> _OBJECTIVE_: Write every record out again exactly as given.

-- MATERIAL SHOWN start --

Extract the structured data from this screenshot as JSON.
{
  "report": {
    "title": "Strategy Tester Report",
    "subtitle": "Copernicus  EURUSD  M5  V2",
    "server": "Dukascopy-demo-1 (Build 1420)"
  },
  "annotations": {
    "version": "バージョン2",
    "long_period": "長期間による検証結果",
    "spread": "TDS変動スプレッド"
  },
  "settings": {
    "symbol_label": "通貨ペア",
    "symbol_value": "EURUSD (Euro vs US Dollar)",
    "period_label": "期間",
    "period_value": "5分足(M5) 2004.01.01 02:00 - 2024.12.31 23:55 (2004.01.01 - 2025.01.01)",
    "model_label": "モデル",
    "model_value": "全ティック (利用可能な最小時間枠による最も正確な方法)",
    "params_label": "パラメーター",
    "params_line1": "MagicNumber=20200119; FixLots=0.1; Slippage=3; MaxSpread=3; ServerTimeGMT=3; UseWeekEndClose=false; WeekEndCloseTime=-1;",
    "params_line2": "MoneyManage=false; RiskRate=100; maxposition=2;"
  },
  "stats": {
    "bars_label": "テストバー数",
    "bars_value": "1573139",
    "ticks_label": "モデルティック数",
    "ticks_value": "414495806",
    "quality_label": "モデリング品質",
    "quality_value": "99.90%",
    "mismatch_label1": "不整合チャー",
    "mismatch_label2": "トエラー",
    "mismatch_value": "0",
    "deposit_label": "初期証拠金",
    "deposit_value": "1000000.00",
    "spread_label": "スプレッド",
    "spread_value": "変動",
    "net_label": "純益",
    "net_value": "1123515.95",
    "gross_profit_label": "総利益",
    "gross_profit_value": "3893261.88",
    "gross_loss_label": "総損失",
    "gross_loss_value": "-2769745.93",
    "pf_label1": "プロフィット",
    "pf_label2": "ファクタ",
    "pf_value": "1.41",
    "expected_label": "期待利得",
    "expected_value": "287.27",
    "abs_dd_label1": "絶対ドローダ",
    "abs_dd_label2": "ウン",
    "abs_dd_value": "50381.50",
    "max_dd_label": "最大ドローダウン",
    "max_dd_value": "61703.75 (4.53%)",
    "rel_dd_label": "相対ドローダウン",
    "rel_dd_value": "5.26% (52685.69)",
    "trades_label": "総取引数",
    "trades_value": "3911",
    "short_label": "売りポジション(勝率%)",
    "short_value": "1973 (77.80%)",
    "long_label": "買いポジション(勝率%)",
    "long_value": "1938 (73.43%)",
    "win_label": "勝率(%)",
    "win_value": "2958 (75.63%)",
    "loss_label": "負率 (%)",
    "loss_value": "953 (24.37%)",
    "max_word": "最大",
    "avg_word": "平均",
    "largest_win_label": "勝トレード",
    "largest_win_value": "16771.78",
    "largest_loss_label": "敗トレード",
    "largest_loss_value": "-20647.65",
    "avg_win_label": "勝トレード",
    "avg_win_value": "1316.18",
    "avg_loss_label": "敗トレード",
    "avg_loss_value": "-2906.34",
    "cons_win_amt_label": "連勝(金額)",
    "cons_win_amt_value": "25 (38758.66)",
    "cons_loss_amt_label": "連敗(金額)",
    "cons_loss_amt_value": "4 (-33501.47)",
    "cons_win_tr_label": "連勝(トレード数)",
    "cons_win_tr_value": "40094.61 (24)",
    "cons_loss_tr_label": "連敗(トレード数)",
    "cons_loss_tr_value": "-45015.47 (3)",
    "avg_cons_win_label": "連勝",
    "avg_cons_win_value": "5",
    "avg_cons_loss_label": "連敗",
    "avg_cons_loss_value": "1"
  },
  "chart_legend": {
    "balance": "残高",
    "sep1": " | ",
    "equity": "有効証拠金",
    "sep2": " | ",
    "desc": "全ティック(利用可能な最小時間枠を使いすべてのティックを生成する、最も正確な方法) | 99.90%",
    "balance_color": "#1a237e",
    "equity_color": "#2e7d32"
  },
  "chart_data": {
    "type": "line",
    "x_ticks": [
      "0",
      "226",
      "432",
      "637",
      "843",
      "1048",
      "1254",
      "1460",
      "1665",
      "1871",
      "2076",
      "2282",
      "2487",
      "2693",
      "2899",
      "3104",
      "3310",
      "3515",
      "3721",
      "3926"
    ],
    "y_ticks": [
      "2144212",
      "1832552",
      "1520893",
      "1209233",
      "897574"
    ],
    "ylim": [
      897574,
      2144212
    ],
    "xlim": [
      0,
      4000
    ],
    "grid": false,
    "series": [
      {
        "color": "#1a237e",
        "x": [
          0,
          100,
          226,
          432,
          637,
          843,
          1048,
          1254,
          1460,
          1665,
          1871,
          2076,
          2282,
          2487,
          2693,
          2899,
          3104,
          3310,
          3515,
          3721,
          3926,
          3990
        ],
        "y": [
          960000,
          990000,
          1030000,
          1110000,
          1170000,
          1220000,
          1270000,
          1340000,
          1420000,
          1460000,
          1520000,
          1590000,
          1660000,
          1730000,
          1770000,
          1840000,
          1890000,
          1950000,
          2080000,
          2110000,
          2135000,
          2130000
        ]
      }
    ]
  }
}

-- MATERIAL SHOWN end --

> _ANSWER TO THIS EXERCISE_:
Extract the structured data from this screenshot as JSON.
{
  "report": {
    "title": "Strategy Tester Report",
    "subtitle": "Copernicus  EURUSD  M5  V2",
    "server": "Dukascopy-demo-1 (Build 1420)"
  },
  "annotations": {
    "version": "バージョン2",
    "long_period": "長期間による検証結果",
    "spread": "TDS変動スプレッド"
  },
  "settings": {
    "symbol_label": "通貨ペア",
    "symbol_value": "EURUSD (Euro vs US Dollar)",
    "period_label": "期間",
    "period_value": "5分足(M5) 2004.01.01 02:00 - 2024.12.31 23:55 (2004.01.01 - 2025.01.01)",
    "model_label": "モデル",
    "model_value": "全ティック (利用可能な最小時間枠による最も正確な方法)",
    "params_label": "パラメーター",
    "params_line1": "MagicNumber=20200119; FixLots=0.1; Slippage=3; MaxSpread=3; ServerTimeGMT=3; UseWeekEndClose=false; WeekEndCloseTime=-1;",
    "params_line2": "MoneyManage=false; RiskRate=100; maxposition=2;"
  },
  "stats": {
    "bars_label": "テストバー数",
    "bars_value": "1573139",
    "ticks_label": "モデルティック数",
    "ticks_value": "414495806",
    "quality_label": "モデリング品質",
    "quality_value": "99.90%",
    "mismatch_label1": "不整合チャー",
    "mismatch_label2": "トエラー",
    "mismatch_value": "0",
    "deposit_label": "初期証拠金",
    "deposit_value": "1000000.00",
    "spread_label": "スプレッド",
    "spread_value": "変動",
    "net_label": "純益",
    "net_value": "1123515.95",
    "gross_profit_label": "総利益",
    "gross_profit_value": "3893261.88",
    "gross_loss_label": "総損失",
    "gross_loss_value": "-2769745.93",
    "pf_label1": "プロフィット",
    "pf_label2": "ファクタ",
    "pf_value": "1.41",
    "expected_label": "期待利得",
    "expected_value": "287.27",
    "abs_dd_label1": "絶対ドローダ",
    "abs_dd_label2": "ウン",
    "abs_dd_value": "50381.50",
    "max_dd_label": "最大ドローダウン",
    "max_dd_value": "61703.75 (4.53%)",
    "rel_dd_label": "相対ドローダウン",
    "rel_dd_value": "5.26% (52685.69)",
    "trades_label": "総取引数",
    "trades_value": "3911",
    "short_label": "売りポジション(勝率%)",
    "short_value": "1973 (77.80%)",
    "long_label": "買いポジション(勝率%)",
    "long_value": "1938 (73.43%)",
    "win_label": "勝率(%)",
    "win_value": "2958 (75.63%)",
    "loss_label": "負率 (%)",
    "loss_value": "953 (24.37%)",
    "max_word": "最大",
    "avg_word": "平均",
    "largest_win_label": "勝トレード",
    "largest_win_value": "16771.78",
    "largest_loss_label": "敗トレード",
    "largest_loss_value": "-20647.65",
    "avg_win_label": "勝トレード",
    "avg_win_value": "1316.18",
    "avg_loss_label": "敗トレード",
    "avg_loss_value": "-2906.34",
    "cons_win_amt_label": "連勝(金額)",
    "cons_win_amt_value": "25 (38758.66)",
    "cons_loss_amt_label": "連敗(金額)",
    "cons_loss_amt_value": "4 (-33501.47)",
    "cons_win_tr_label": "連勝(トレード数)",
    "cons_win_tr_value": "40094.61 (24)",
    "cons_loss_tr_label": "連敗(トレード数)",
    "cons_loss_tr_value": "-45015.47 (3)",
    "avg_cons_win_label": "連勝",
    "avg_cons_win_value": "5",
    "avg_cons_loss_label": "連敗",
    "avg_cons_loss_value": "1"
  },
  "chart_legend": {
    "balance": "残高",
    "sep1": " | ",
    "equity": "有効証拠金",
    "sep2": " | ",
    "desc": "全ティック(利用可能な最小時間枠を使いすべてのティックを生成する、最も正確な方法) | 99.90%",
    "balance_color": "#1a237e",
    "equity_color": "#2e7d32"
  },
  "chart_data": {
    "type": "line",
    "x_ticks": [
      "0",
      "226",
      "432",
      "637",
      "843",
      "1048",
      "1254",
      "1460",
      "1665",
      "1871",
      "2076",
      "2282",
      "2487",
      "2693",
      "2899",
      "3104",
      "3310",
      "3515",
      "3721",
      "3926"
    ],
    "y_ticks": [
      "2144212",
      "1832552",
      "1520893",
      "1209233",
      "897574"
    ],
    "ylim": [
      897574,
      2144212
    ],
    "xlim": [
      0,
      4000
    ],
    "grid": false,
    "series": [
      {
        "color": "#1a237e",
        "x": [
          0,
          100,
          226,
          432,
          637,
          843,
          1048,
          1254,
          1460,
          1665,
          1871,
          2076,
          2282,
          2487,
          2693,
          2899,
          3104,
          3310,
          3515,
          3721,
          3926,
          3990
        ],
        "y": [
          960000,
          990000,
          1030000,
          1110000,
          1170000,
          1220000,
          1270000,
          1340000,
          1420000,
          1460000,
          1520000,
          1590000,
          1660000,
          1730000,
          1770000,
          1840000,
          1890000,
          1950000,
          2080000,
          2110000,
          2135000,
          2130000
        ]
      }
    ]
  }
}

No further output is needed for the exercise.